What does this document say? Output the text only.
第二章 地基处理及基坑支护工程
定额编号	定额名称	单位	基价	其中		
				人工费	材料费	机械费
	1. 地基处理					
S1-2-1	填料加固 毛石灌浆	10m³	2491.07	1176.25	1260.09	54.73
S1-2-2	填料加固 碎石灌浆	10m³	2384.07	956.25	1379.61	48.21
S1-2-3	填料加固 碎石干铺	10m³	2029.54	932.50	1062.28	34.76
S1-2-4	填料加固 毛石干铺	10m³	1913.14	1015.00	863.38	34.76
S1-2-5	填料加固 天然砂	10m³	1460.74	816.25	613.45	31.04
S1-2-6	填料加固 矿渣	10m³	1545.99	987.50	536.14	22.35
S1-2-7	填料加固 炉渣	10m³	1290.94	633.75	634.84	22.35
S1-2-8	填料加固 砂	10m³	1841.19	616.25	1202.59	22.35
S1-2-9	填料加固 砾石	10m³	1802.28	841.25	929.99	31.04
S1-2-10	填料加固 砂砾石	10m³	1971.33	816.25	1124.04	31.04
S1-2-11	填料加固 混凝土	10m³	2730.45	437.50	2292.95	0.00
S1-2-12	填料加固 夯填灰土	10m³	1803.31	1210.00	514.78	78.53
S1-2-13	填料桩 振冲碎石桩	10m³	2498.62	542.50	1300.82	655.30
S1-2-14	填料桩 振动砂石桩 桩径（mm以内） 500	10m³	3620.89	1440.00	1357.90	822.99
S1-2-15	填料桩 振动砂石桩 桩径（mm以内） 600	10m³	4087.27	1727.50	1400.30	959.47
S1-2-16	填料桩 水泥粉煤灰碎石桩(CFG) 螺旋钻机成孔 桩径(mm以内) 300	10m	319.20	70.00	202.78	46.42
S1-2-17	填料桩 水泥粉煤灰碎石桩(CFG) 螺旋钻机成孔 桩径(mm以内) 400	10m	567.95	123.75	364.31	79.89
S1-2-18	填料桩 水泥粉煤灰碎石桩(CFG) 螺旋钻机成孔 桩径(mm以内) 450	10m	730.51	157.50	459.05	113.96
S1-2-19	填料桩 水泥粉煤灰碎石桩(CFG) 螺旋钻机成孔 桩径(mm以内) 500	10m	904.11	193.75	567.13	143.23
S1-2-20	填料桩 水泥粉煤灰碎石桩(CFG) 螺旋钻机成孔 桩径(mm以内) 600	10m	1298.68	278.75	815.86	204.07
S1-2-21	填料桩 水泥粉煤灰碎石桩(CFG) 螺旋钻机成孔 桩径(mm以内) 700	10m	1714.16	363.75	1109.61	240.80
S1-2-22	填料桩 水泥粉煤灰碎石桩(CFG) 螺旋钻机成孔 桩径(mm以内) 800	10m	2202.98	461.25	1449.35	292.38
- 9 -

■ ■ ■

_WHAT IS REQUIRED_: Collect the lines of the data that carry the word "填料加固".

_EXERCISE ANSWER_:
S1-2-1	填料加固 毛石灌浆	10m³	2491.07	1176.25	1260.09	54.73
S1-2-2	填料加固 碎石灌浆	10m³	2384.07	956.25	1379.61	48.21
S1-2-3	填料加固 碎石干铺	10m³	2029.54	932.50	1062.28	34.76
S1-2-4	填料加固 毛石干铺	10m³	1913.14	1015.00	863.38	34.76
S1-2-5	填料加固 天然砂	10m³	1460.74	816.25	613.45	31.04
S1-2-6	填料加固 矿渣	10m³	1545.99	987.50	536.14	22.35
S1-2-7	填料加固 炉渣	10m³	1290.94	633.75	634.84	22.35
S1-2-8	填料加固 砂	10m³	1841.19	616.25	1202.59	22.35
S1-2-9	填料加固 砾石	10m³	1802.28	841.25	929.99	31.04
S1-2-10	填料加固 砂砾石	10m³	1971.33	816.25	1124.04	31.04
S1-2-11	填料加固 混凝土	10m³	2730.45	437.50	2292.95	0.00
S1-2-12	填料加固 夯填灰土	10m³	1803.31	1210.00	514.78	78.53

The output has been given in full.